▸ **What the task requires**: Report every line in the listing that contains the string "polluted".

▸ **Exercise data**:

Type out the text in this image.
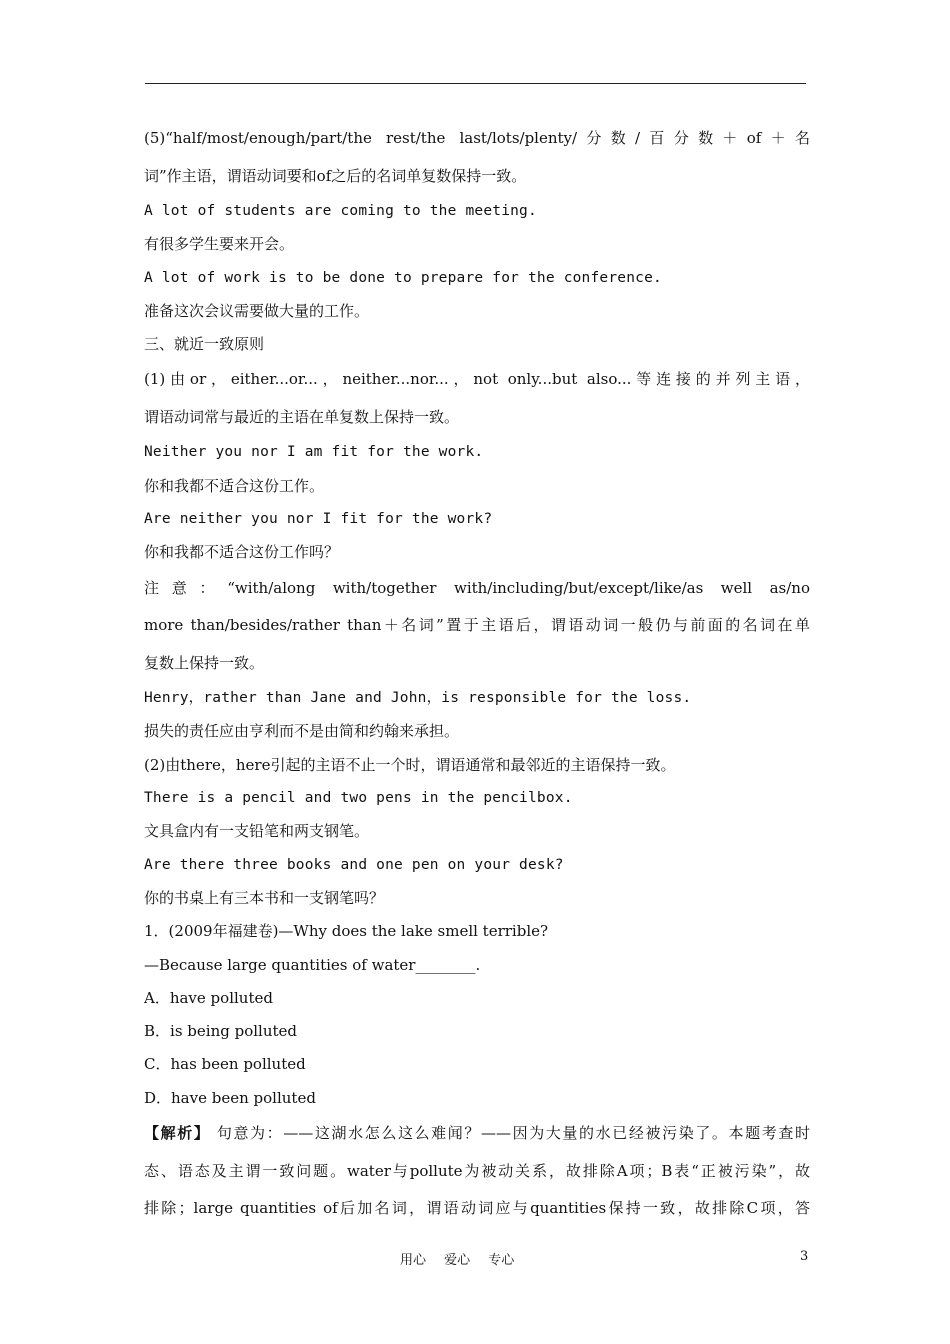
(5)“half/most/enough/part/the rest/the last/lots/plenty/分数/百分数＋of＋名
词”作主语，谓语动词要和of之后的名词单复数保持一致。
A lot of students are coming to the meeting.
有很多学生要来开会。
A lot of work is to be done to prepare for the conference.
准备这次会议需要做大量的工作。
三、就近一致原则
(1)由or，either...or...，neither...nor...，not only...but also...等连接的并列主语，
谓语动词常与最近的主语在单复数上保持一致。
Neither you nor I am fit for the work.
你和我都不适合这份工作。
Are neither you nor I fit for the work?
你和我都不适合这份工作吗？
注意：“with/along with/together with/including/but/except/like/as well as/no
more than/besides/rather than＋名词”置于主语后，谓语动词一般仍与前面的名词在单
复数上保持一致。
Henry，rather than Jane and John，is responsible for the loss.
损失的责任应由亨利而不是由简和约翰来承担。
(2)由there，here引起的主语不止一个时，谓语通常和最邻近的主语保持一致。
There is a pencil and two pens in the pencilbox.
文具盒内有一支铅笔和两支钢笔。
Are there three books and one pen on your desk?
你的书桌上有三本书和一支钢笔吗？
1．(2009年福建卷)—Why does the lake smell terrible?
—Because large quantities of water________.
A．have polluted
B．is being polluted
C．has been polluted
D．have been polluted
【解析】 句意为：——这湖水怎么这么难闻？——因为大量的水已经被污染了。本题考查时
态、语态及主谓一致问题。water与pollute为被动关系，故排除A项；B表“正被污染”，故
排除；large quantities of后加名词，谓语动词应与quantities保持一致，故排除C项，答
用心 爱心 专心	3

▸ **Response**:
A．have polluted
B．is being polluted
C．has been polluted
D．have been polluted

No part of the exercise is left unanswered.